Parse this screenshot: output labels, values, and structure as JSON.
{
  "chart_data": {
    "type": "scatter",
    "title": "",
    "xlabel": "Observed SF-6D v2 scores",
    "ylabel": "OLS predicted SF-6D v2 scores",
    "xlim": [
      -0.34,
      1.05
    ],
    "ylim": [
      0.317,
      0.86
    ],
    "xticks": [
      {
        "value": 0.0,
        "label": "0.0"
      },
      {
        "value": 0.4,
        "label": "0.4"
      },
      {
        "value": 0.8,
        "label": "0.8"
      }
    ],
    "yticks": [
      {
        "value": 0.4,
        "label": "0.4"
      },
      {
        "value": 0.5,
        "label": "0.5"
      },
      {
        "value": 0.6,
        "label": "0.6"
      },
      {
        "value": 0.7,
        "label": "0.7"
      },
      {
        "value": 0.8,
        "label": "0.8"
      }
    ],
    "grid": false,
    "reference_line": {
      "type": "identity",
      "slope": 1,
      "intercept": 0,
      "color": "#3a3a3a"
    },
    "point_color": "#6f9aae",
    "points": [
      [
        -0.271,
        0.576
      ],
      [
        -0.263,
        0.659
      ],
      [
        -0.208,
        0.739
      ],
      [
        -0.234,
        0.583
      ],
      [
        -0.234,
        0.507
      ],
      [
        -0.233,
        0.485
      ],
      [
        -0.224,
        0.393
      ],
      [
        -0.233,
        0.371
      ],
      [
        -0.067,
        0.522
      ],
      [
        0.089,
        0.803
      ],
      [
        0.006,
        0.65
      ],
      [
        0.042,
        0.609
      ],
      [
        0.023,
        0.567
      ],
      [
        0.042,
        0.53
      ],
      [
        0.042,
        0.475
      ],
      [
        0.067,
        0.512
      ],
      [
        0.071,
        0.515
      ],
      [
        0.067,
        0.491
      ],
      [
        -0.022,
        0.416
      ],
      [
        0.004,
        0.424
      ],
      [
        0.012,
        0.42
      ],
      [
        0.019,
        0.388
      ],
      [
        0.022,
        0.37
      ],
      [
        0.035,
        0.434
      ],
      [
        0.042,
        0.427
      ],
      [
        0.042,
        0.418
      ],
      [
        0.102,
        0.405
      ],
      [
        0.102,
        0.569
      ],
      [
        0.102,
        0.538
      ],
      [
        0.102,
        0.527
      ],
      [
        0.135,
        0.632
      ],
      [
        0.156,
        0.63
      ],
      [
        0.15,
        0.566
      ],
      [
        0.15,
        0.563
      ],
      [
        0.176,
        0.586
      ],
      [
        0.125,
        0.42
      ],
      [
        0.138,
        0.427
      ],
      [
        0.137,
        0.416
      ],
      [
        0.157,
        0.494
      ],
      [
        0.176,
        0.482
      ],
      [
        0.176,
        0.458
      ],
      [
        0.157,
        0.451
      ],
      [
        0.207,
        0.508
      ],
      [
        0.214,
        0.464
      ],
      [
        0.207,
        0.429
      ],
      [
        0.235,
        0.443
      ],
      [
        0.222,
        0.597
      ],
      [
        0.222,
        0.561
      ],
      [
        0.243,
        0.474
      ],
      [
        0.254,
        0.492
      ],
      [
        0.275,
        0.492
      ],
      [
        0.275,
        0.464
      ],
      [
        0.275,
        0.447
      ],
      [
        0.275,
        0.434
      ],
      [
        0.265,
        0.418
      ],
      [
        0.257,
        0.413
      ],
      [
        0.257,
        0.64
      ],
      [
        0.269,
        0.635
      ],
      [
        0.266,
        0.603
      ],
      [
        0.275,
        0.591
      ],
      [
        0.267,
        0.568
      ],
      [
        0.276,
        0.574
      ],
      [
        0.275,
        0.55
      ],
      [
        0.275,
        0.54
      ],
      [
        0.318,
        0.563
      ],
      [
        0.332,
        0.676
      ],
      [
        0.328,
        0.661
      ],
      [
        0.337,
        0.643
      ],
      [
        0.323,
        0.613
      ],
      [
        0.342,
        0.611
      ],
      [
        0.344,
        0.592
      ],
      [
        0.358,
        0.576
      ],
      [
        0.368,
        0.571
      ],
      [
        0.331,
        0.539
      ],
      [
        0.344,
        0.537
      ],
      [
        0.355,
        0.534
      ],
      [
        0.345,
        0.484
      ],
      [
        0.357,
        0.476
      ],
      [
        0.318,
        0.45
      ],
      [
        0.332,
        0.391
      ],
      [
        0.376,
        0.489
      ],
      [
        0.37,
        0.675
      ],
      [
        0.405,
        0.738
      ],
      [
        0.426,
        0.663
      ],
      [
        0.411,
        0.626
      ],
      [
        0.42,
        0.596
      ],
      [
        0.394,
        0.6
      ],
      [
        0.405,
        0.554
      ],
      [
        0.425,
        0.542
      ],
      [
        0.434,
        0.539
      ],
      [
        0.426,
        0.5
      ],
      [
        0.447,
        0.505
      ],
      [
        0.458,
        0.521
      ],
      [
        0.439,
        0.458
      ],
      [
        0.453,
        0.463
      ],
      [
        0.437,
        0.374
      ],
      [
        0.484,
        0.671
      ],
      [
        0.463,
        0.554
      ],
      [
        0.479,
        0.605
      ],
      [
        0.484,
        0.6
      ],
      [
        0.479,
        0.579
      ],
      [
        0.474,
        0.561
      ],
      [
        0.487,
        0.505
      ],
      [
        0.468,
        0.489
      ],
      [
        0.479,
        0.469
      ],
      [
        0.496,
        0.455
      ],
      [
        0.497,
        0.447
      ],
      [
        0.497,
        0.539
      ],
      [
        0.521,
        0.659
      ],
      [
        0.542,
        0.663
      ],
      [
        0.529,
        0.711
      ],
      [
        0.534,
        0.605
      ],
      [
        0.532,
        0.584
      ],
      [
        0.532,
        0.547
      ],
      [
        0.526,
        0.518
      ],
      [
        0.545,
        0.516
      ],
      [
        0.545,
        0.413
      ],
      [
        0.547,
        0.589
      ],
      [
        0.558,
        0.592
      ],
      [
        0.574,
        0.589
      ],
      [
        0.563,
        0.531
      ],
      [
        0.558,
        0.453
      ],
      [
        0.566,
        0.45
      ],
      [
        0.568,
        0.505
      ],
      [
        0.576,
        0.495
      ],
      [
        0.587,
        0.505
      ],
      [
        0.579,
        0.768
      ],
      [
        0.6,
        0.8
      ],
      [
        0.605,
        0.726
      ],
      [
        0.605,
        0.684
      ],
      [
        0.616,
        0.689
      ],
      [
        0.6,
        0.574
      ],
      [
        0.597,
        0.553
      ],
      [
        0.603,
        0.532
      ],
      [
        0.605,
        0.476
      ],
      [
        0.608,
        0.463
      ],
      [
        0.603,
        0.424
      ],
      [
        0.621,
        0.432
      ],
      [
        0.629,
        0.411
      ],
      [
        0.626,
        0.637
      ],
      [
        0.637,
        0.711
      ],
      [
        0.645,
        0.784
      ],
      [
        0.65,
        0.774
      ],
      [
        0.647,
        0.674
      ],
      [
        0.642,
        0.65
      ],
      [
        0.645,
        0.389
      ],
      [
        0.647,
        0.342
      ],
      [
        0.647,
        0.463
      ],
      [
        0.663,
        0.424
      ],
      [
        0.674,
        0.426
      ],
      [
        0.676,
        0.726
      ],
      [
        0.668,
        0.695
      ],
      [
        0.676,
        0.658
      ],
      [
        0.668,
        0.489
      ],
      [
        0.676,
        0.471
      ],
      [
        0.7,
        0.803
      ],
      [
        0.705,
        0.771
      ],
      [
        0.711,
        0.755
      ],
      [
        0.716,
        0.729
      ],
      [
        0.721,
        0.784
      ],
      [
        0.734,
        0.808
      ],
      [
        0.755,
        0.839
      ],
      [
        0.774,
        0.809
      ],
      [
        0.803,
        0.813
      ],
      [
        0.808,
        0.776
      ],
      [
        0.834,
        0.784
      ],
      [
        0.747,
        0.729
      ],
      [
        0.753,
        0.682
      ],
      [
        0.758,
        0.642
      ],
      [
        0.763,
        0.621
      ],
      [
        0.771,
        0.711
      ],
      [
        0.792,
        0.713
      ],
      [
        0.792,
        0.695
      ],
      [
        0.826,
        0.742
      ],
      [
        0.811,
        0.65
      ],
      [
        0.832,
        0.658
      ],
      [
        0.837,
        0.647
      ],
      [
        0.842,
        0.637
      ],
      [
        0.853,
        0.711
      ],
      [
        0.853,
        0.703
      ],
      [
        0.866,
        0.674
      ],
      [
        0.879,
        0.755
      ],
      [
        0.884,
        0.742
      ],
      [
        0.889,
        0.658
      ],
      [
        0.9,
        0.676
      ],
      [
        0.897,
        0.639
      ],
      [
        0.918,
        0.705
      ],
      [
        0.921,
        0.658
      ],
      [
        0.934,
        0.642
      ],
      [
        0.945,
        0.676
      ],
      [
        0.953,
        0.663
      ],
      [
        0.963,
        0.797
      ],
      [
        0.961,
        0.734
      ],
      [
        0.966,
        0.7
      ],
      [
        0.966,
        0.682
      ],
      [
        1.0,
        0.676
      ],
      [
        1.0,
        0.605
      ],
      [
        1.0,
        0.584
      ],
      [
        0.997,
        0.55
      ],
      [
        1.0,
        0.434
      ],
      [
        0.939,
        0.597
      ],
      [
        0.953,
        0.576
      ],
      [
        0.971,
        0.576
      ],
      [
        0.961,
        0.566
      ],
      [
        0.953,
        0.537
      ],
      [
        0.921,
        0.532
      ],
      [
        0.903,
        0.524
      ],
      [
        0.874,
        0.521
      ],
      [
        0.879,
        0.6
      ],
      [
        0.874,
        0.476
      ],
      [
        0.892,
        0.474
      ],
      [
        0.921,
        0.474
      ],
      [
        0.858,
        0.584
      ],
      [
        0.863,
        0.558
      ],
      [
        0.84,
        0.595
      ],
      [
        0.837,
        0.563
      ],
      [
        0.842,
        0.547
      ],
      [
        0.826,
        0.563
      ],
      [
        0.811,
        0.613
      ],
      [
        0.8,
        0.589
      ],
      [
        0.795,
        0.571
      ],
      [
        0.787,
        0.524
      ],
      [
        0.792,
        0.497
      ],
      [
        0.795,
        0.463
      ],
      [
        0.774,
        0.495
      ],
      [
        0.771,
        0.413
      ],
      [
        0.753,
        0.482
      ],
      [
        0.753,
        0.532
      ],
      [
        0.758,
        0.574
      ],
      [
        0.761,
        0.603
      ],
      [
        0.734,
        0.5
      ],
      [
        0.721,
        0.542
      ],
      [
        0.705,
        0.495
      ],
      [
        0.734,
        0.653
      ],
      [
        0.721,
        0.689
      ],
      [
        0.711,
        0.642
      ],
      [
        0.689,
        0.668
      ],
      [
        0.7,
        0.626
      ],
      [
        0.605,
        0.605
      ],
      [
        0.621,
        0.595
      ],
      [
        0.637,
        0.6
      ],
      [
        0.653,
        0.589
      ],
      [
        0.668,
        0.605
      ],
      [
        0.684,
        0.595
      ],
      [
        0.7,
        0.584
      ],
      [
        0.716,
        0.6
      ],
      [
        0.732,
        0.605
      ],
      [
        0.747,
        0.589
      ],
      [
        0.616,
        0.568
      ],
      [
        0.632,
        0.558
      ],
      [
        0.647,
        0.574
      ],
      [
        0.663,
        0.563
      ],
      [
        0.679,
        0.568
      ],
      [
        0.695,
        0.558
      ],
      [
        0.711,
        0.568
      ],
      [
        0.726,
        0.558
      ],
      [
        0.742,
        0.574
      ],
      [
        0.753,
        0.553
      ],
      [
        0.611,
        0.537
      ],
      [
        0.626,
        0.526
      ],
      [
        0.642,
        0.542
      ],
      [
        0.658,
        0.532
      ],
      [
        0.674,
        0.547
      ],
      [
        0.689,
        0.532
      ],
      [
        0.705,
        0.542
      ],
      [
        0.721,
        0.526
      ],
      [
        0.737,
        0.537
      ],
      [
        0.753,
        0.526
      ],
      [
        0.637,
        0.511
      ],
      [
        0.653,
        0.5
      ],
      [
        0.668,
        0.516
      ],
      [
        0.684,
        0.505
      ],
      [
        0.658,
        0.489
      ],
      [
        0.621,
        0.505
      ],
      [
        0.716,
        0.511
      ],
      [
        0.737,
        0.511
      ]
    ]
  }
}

■ ■ ■

» **WHAT TO DO**: Look through the lines above and collect those with the word "scores".

» **OUTPUT**:
    "xlabel": "Observed SF-6D v2 scores",
    "ylabel": "OLS predicted SF-6D v2 scores",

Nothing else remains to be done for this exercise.